Data excerpts
++++++++++
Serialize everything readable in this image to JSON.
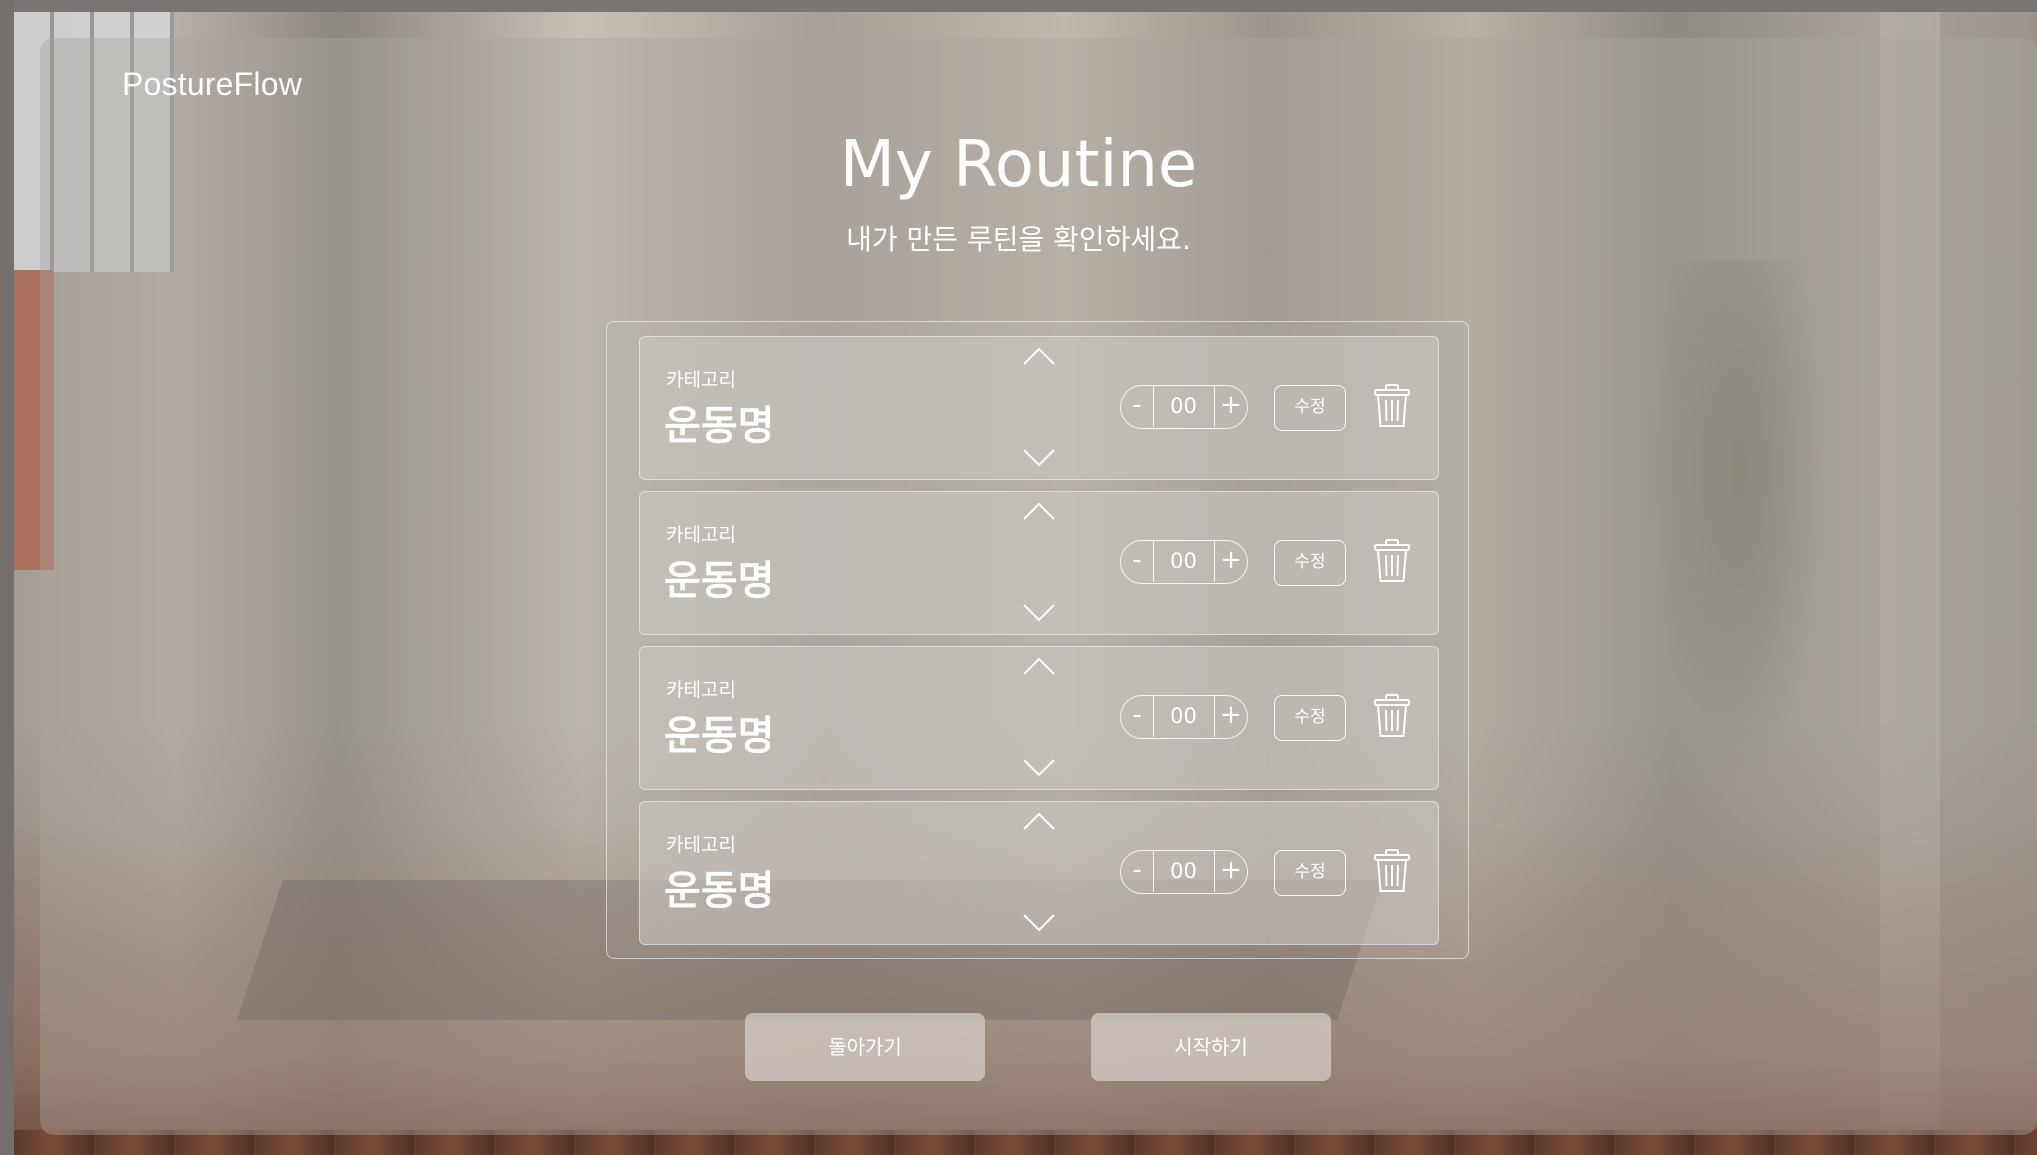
{
  "header": {
    "brand": "PostureFlow"
  },
  "main": {
    "title": "My Routine",
    "subtitle": "내가 만든 루틴을 확인하세요."
  },
  "routine": {
    "items": [
      {
        "category": "카테고리",
        "name": "운동명",
        "count": "00",
        "edit_label": "수정"
      },
      {
        "category": "카테고리",
        "name": "운동명",
        "count": "00",
        "edit_label": "수정"
      },
      {
        "category": "카테고리",
        "name": "운동명",
        "count": "00",
        "edit_label": "수정"
      },
      {
        "category": "카테고리",
        "name": "운동명",
        "count": "00",
        "edit_label": "수정"
      }
    ],
    "decrement_symbol": "-",
    "increment_symbol": "+",
    "icons": {
      "move_up": "chevron-up-icon",
      "move_down": "chevron-down-icon",
      "delete": "trash-icon"
    }
  },
  "footer": {
    "back_label": "돌아가기",
    "start_label": "시작하기"
  },
  "colors": {
    "text": "#ffffff",
    "panel": "#aaa49e"
  }
}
++++++++++
- Short exercise: Give back each entry exactly as it appears, with no pictures.

- Solution for this problem:
Serialize everything readable in this image to JSON.
{
  "header": {
    "brand": "PostureFlow"
  },
  "main": {
    "title": "My Routine",
    "subtitle": "내가 만든 루틴을 확인하세요."
  },
  "routine": {
    "items": [
      {
        "category": "카테고리",
        "name": "운동명",
        "count": "00",
        "edit_label": "수정"
      },
      {
        "category": "카테고리",
        "name": "운동명",
        "count": "00",
        "edit_label": "수정"
      },
      {
        "category": "카테고리",
        "name": "운동명",
        "count": "00",
        "edit_label": "수정"
      },
      {
        "category": "카테고리",
        "name": "운동명",
        "count": "00",
        "edit_label": "수정"
      }
    ],
    "decrement_symbol": "-",
    "increment_symbol": "+",
    "icons": {
      "move_up": "chevron-up-icon",
      "move_down": "chevron-down-icon",
      "delete": "trash-icon"
    }
  },
  "footer": {
    "back_label": "돌아가기",
    "start_label": "시작하기"
  },
  "colors": {
    "text": "#ffffff",
    "panel": "#aaa49e"
  }
}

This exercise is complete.